[TEXTAUSZUG]
Etappe 5 der
Volta ao Algarve gilt traditionell als harter Prüfungstag über den Alto do Malhao und die umliegenden Hügel - doch Lidl-Trek löste diese Aufgabe nahezu perfekt. Das Team schirmte
Juan Ayuso in einer aggressiv gefahrenen Etappe souverän ab. Der Spanier krönte sich am Gipfelabschluss nicht nur zum Etappensieger, sondern sicherte sich zugleich auch den Gesamtsieg.
Wie in jedem Jahr begann das Teilstück extrem schnell. Sprinter und Klassiker-Spezialisten, die zuvor bereits um Resultate gefahren waren, erhielten nun Freiheiten und passende Straßen, um ihre Form mit Blick auf die Frühlingsklassiker zu testen.

[ANGEZEIGTE DATEN]

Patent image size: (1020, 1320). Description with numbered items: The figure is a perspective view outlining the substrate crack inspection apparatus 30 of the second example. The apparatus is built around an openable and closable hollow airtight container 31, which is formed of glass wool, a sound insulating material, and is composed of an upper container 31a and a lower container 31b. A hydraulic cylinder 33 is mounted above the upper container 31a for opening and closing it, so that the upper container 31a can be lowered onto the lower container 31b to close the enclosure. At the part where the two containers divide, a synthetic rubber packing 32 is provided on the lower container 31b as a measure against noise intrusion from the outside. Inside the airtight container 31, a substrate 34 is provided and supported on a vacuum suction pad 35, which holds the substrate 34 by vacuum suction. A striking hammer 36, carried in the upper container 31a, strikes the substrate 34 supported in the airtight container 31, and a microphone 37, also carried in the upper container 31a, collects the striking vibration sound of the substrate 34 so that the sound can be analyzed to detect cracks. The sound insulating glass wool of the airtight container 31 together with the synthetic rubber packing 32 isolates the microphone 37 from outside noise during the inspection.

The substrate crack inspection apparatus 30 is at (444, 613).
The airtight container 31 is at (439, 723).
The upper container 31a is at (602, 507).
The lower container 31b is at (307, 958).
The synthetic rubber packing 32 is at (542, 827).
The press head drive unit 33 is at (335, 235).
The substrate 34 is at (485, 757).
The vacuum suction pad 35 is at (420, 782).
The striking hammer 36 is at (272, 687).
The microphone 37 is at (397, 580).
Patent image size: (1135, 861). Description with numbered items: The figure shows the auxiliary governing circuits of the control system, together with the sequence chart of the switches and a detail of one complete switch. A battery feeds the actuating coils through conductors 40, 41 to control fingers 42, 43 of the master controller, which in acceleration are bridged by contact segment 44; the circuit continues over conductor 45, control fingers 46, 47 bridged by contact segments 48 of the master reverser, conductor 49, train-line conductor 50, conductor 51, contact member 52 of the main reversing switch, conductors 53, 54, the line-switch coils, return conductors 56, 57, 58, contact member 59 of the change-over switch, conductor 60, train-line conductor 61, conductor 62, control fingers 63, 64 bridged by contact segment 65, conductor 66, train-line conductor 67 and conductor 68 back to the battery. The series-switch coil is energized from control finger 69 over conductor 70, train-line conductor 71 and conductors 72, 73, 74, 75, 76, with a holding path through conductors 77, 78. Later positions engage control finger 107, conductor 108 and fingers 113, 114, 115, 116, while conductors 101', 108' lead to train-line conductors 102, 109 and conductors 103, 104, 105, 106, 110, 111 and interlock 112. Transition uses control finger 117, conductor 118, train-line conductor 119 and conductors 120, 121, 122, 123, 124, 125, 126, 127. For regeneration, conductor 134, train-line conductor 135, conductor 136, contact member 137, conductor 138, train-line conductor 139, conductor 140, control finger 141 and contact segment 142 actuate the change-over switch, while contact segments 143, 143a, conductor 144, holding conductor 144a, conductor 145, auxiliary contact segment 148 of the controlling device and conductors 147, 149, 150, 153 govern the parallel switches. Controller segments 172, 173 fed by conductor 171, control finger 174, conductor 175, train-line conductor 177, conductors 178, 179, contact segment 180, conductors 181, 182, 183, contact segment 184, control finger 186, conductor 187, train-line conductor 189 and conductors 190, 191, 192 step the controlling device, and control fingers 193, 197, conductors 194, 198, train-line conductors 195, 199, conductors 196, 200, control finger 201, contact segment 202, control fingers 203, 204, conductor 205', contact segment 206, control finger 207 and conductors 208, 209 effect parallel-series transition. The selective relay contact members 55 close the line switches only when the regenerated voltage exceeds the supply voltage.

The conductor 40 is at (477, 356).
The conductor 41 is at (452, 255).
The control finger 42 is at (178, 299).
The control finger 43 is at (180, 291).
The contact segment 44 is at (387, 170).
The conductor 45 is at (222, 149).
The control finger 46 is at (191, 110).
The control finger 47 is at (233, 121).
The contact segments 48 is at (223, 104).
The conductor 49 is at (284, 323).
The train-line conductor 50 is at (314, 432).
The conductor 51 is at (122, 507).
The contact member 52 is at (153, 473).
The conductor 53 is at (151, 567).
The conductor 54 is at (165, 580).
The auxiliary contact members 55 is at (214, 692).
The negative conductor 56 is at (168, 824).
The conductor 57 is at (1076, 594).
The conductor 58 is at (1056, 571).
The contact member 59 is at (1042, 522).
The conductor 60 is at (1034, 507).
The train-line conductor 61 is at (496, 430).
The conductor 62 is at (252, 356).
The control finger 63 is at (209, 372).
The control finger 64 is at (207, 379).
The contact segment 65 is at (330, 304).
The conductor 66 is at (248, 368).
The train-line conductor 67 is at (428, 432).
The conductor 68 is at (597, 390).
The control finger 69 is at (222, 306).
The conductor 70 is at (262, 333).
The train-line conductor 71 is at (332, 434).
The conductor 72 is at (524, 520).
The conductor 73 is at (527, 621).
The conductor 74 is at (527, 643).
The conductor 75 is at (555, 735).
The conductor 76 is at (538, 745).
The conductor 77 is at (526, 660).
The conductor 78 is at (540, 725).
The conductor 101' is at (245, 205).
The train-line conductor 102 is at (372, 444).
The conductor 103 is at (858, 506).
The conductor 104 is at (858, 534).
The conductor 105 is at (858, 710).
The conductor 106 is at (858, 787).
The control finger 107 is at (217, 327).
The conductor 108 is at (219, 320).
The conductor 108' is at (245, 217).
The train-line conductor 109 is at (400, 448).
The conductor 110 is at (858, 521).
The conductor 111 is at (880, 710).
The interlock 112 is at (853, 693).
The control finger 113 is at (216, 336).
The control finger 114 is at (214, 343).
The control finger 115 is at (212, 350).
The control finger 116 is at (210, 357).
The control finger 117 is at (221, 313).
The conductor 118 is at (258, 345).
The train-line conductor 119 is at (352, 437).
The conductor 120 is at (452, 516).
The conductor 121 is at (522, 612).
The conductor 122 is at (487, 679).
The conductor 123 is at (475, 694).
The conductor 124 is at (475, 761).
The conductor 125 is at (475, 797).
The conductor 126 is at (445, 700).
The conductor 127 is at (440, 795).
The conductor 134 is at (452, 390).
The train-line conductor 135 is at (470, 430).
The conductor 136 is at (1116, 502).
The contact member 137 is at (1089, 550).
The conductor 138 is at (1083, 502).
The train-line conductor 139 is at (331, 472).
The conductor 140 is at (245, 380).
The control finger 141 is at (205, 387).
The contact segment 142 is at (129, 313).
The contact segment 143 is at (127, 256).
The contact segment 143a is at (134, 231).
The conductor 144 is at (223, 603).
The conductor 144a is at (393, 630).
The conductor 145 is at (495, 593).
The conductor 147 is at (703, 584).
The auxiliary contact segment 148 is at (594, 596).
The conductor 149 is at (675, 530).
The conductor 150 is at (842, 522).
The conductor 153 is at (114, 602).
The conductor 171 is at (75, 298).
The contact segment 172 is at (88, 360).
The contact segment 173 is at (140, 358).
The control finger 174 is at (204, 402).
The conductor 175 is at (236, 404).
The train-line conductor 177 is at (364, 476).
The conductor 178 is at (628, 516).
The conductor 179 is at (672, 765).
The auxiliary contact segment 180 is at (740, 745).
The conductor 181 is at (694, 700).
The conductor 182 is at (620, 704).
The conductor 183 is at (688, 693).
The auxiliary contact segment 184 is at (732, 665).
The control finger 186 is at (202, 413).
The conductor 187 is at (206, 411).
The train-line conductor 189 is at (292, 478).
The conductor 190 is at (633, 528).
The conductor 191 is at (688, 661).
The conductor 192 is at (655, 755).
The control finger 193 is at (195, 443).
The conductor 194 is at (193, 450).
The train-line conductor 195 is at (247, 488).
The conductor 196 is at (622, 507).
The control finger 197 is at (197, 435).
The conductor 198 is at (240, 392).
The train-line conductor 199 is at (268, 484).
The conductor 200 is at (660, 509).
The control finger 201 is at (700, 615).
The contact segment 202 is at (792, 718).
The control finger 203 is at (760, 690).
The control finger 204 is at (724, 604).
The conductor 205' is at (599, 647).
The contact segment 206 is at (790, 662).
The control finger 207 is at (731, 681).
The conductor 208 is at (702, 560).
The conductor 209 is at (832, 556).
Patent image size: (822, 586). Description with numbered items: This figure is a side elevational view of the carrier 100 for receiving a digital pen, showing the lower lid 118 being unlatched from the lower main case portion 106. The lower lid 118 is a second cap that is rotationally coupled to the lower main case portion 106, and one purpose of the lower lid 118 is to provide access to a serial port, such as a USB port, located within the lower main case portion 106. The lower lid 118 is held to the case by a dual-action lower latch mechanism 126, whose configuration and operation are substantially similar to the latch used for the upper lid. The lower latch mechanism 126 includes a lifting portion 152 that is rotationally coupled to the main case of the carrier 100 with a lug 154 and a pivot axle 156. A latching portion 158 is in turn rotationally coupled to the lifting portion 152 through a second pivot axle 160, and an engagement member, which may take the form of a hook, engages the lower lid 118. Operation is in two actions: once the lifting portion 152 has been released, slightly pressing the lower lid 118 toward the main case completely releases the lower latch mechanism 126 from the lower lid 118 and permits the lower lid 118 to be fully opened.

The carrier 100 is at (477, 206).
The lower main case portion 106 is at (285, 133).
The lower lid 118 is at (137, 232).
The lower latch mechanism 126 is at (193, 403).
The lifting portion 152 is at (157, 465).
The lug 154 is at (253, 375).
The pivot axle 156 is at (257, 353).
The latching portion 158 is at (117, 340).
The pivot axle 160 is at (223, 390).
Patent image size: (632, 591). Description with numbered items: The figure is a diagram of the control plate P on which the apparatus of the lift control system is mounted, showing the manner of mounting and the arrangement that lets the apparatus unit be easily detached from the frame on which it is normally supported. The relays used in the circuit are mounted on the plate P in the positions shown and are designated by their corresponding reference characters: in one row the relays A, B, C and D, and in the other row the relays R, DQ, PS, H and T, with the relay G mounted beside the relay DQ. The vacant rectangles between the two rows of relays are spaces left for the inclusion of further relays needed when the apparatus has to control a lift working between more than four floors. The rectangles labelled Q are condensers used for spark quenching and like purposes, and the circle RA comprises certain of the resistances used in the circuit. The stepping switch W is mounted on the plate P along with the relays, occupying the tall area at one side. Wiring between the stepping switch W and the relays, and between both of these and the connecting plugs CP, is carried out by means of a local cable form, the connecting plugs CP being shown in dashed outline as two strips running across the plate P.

[LISTE DER AUFGABEN]
(1) Beantworten Sie anhand des Berichts über die fünfte Etappe der Volta ao Algarve diese Fragen:
(a) Welches Team schirmte Juan Ayuso ab?
(b) Welche beiden Erfolge sicherte sich Ayuso am Gipfelabschluss?
(c) Wie begann das Teilstück?
(2) Prüfen Sie, ob die folgenden Aussagen mit dem Bericht über die fünfte Etappe der Volta ao Algarve übereinstimmen:
(a) Die Etappe führte über den Alto do Malhao.
(b) Ayuso gewann die Etappe, verpasste aber den Gesamtsieg.
(c) Sprinter und Klassiker-Spezialisten mussten sich in dieser Etappe zurückhalten.
(3) Setzen Sie den Bericht über die fünfte Etappe der Volta ao Algarve nach seinem letzten Satz fort.
Die Datensätze werden für die Bearbeitung nicht gebraucht.

[IHRE ANTWORTEN]
(1)
(a) Lidl-Trek.
(b) Den Etappensieg und den Gesamtsieg.
(c) Extrem schnell.

(2)
(a) Ja: „über den Alto do Malhao und die umliegenden Hügel“
(b) Nein: „sicherte sich zugleich auch den Gesamtsieg“
(c) Nein: „erhielten nun Freiheiten und passende Straßen“

(3)
Hochkarätige Fluchtgruppe und frühe Attacken
So formierte sich eine prominent besetzte Ausreißergruppe mit Julian Alaphilippe, Max Schachmann, Jan Tratnik, Luca van Boven und Tobias Bayer. Aus dieser Spitzengruppe setzten sich Alaphilippe und Schachmann am ersten Anstieg des 2,6 Kilometer langen Alto do Malhao ab.
Im Feld verschärfte
Joao Almeida vom UAE Team Emirates - XRG das Tempo und sprengte die Favoritengruppe, bis nur noch vier Fahrer folgen konnten. Ohne Zusammenarbeit fiel das Tempo jedoch wieder ab. Direkt nach dem Anstieg attackierten Florian Lipowitz und Kevin Vauquelin beim Anschluss an die GC-Gruppe.
Lipowitz und Vauquelin schlossen an der Spitze zu Alaphilippe auf, der nach einem Sturz von Schachmann im welligen Finale allein vorausgefahren war. Lidl-Trek verfügte jedoch über genügend Schlagkraft, um das Duo zu kontrollieren, das die Gesamtwertung bedrohte - zumal der Franzose weniger als eine Minute vom Gelben Trikot entfernt lag.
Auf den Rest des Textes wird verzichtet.